## Short exercise
Check every line below for the word "dụng" and copy each one that has it.

Data records:
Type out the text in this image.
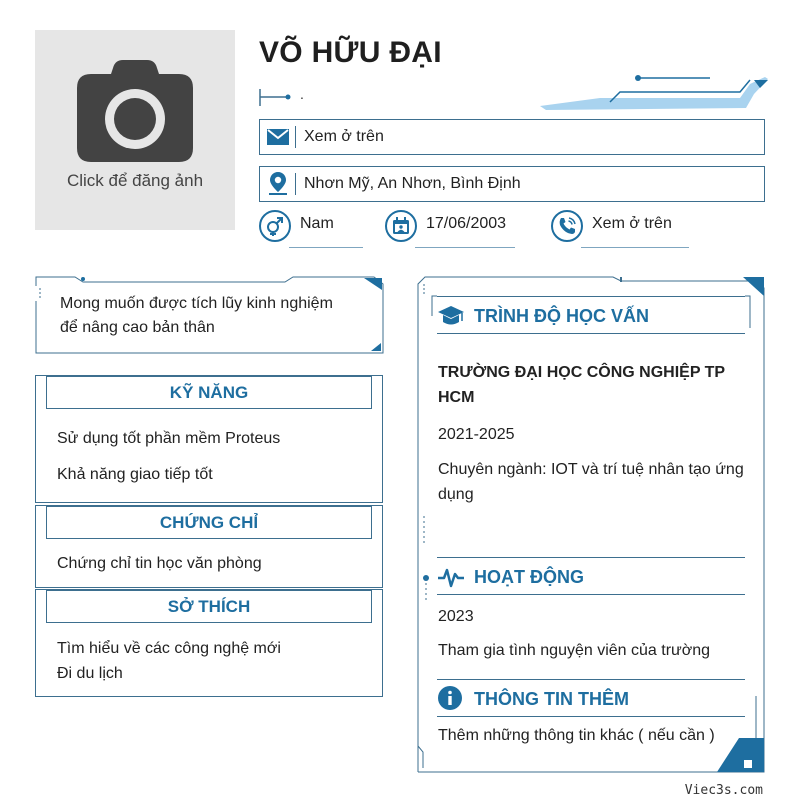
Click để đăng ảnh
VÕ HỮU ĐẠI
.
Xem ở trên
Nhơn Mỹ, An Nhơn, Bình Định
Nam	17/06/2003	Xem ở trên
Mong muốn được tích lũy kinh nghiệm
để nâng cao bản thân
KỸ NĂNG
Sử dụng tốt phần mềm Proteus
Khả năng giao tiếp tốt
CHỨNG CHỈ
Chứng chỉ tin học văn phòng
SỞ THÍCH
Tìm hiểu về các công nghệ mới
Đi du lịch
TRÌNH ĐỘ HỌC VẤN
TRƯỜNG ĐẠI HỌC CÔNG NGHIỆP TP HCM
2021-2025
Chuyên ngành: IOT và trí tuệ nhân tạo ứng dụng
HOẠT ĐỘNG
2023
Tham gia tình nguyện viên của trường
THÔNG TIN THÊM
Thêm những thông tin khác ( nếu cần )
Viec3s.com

## Written reply
Sử dụng tốt phần mềm Proteus
Chuyên ngành: IOT và trí tuệ nhân tạo ứng dụng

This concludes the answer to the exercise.